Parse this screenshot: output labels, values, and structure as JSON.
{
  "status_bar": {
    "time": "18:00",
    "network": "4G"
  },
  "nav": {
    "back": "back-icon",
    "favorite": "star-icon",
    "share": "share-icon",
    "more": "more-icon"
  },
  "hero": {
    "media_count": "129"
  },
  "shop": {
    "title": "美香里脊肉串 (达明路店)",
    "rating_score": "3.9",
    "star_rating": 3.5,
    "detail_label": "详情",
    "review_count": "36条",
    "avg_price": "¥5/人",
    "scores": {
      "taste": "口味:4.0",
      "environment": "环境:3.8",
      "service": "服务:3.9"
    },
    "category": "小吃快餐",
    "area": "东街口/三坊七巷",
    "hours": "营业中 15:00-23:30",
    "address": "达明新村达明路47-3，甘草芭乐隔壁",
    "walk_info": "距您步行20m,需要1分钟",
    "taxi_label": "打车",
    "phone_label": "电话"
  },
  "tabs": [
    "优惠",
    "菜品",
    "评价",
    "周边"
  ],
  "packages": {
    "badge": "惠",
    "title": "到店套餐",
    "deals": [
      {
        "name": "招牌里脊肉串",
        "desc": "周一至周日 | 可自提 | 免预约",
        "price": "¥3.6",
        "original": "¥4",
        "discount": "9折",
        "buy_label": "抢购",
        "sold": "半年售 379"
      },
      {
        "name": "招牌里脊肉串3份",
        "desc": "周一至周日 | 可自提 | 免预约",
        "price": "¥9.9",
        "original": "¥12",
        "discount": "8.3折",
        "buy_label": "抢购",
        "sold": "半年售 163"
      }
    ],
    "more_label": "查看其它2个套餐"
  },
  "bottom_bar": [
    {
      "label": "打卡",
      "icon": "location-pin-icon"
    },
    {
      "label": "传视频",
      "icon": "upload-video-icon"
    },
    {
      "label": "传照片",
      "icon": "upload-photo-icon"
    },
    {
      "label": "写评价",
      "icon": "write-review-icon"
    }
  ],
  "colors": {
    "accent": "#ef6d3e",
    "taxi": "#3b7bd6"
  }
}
────────
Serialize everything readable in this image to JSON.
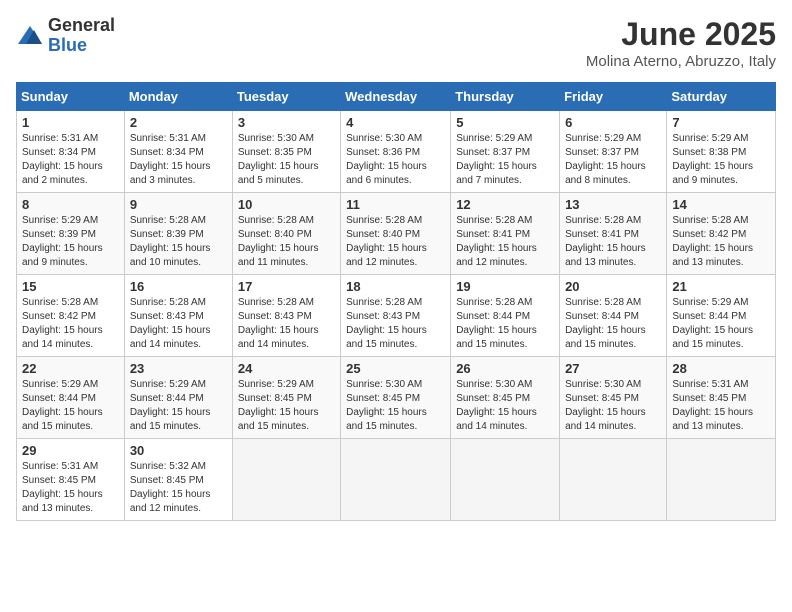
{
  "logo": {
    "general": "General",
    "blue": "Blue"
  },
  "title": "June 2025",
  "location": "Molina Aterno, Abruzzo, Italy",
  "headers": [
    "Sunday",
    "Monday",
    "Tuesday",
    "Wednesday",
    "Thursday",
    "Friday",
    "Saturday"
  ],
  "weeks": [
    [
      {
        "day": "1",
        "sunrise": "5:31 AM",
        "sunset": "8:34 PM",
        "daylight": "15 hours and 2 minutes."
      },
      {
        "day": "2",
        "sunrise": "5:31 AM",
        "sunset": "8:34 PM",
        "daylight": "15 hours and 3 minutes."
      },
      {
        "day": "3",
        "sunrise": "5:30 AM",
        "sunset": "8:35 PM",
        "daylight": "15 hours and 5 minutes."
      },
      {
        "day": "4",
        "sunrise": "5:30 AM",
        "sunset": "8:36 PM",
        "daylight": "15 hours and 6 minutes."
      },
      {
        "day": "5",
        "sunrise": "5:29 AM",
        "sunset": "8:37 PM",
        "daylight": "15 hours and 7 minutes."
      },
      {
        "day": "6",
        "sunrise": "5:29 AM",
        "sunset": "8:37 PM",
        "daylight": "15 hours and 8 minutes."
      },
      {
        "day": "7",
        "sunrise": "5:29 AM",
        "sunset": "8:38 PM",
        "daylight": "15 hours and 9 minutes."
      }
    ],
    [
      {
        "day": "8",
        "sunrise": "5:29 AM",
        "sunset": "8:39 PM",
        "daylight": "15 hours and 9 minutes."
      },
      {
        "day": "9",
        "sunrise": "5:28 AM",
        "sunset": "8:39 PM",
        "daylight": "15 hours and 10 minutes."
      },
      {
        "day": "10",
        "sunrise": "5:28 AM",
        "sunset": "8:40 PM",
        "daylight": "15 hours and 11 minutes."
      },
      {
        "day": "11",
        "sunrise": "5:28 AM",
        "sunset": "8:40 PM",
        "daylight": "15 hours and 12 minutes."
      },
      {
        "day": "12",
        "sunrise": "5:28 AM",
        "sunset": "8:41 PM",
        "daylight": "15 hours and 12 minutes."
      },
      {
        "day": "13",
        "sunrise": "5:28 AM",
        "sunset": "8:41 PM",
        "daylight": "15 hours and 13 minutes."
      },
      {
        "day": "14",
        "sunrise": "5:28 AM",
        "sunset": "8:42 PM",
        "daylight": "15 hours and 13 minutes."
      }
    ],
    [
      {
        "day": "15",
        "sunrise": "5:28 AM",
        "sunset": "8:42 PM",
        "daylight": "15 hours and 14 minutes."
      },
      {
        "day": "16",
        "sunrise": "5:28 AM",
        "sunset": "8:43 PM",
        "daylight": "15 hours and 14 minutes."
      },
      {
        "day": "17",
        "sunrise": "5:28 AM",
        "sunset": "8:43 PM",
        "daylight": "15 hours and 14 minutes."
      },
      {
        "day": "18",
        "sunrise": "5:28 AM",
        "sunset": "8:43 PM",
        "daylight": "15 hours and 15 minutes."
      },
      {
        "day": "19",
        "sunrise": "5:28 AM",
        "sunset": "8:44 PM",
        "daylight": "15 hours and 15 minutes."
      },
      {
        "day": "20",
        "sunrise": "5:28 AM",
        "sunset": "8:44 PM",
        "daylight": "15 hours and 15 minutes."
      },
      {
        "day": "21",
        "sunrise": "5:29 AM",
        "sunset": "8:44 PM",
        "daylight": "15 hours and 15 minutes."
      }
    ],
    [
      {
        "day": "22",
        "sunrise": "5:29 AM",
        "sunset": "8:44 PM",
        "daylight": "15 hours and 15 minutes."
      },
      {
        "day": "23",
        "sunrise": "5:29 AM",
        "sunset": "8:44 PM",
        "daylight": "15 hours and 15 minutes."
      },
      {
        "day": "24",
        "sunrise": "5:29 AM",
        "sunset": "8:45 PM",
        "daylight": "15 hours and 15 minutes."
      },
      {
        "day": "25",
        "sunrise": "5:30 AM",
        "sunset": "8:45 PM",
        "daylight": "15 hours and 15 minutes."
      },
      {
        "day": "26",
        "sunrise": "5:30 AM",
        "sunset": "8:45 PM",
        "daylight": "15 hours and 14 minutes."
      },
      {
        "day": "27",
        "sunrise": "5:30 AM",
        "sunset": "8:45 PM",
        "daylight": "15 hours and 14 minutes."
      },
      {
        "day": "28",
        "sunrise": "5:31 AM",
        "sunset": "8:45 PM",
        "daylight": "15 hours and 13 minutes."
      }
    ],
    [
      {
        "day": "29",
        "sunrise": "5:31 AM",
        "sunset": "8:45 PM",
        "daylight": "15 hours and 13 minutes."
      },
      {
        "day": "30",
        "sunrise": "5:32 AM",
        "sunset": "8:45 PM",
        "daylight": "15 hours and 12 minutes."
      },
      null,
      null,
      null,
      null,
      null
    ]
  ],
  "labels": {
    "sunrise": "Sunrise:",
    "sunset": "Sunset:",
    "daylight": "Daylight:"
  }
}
────────
◆ What is needed
Each line that holds the word "this" should be extracted from the records.

◆ Correct response
Parse this screenshot: output labels, values, and structure as JSON.
Serialize everything readable in this image to JSON.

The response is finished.